**DATA EXTRACT:**

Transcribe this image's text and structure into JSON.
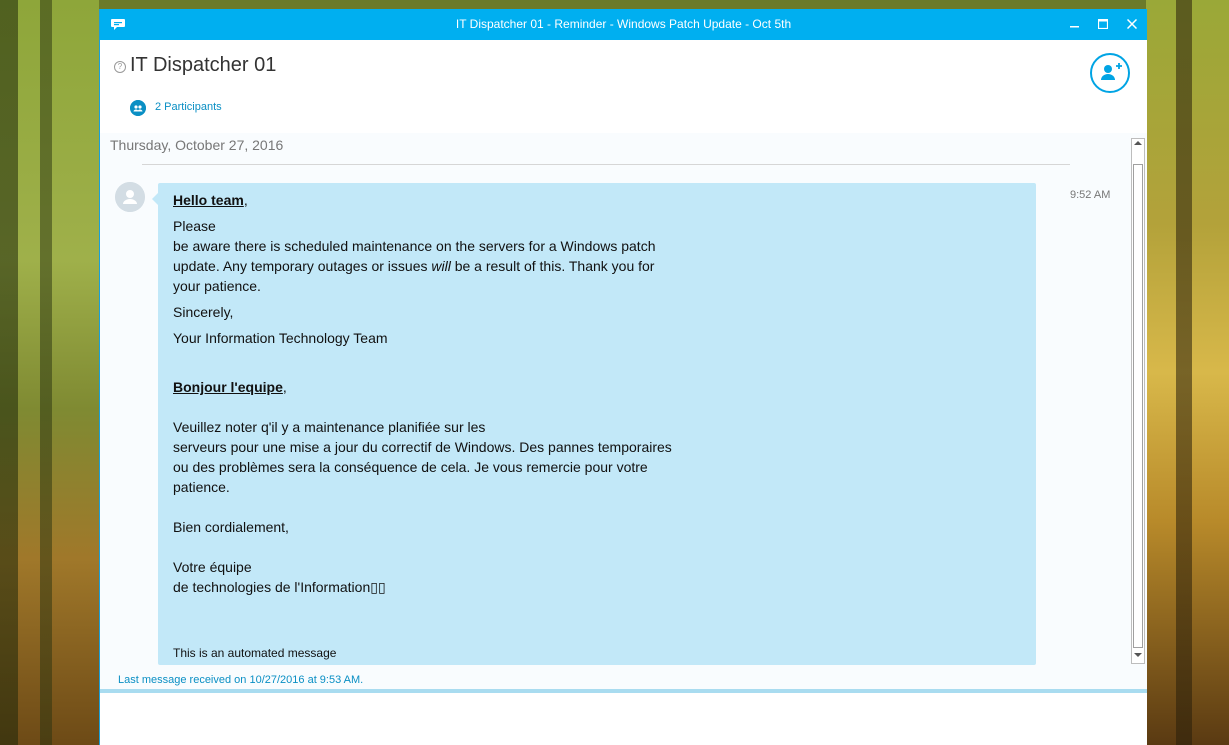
{
  "window": {
    "title": "IT Dispatcher 01 - Reminder - Windows Patch Update - Oct 5th",
    "controls": {
      "minimize": "—",
      "maximize": "☐",
      "close": "✕"
    }
  },
  "header": {
    "conversation_title": "IT Dispatcher 01",
    "help_glyph": "?",
    "participants_label": "2 Participants"
  },
  "chat": {
    "date_separator": "Thursday, October 27, 2016",
    "message": {
      "timestamp": "9:52 AM",
      "greeting_en": "Hello team",
      "greeting_en_punct": ",",
      "line_please": "Please",
      "line_en_1": "be aware there is scheduled maintenance on the servers for a Windows patch",
      "line_en_2a": "update. Any temporary outages or issues ",
      "line_en_2_italic": "will",
      "line_en_2b": " be a result of this. Thank you for",
      "line_en_3": "your patience.",
      "sincerely": "Sincerely,",
      "signature_en": "Your Information Technology Team",
      "greeting_fr": "Bonjour l'equipe",
      "greeting_fr_punct": ",",
      "line_fr_1": "Veuillez noter q'il y a maintenance planifiée sur les",
      "line_fr_2": "serveurs pour une mise a jour du correctif de Windows. Des pannes temporaires",
      "line_fr_3": "ou des problèmes sera la conséquence de cela. Je vous remercie pour votre",
      "line_fr_4": "patience.",
      "closing_fr": "Bien cordialement,",
      "signature_fr_1": "Votre équipe",
      "signature_fr_2": "de technologies de l'Information",
      "signature_fr_glyphs": "▯▯",
      "automated": "This is an automated message"
    }
  },
  "status": {
    "last_received": "Last message received on 10/27/2016 at 9:53 AM."
  },
  "colors": {
    "title_bar": "#00aff0",
    "bubble": "#c2e8f8",
    "accent": "#0a8fc4"
  }
}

**TASK REQUIREMENTS:**
Extract all lines of the records above that include "message".

**FULL SOLUTION:**
    "message": {
      "automated": "This is an automated message"
    "last_received": "Last message received on 10/27/2016 at 9:53 AM."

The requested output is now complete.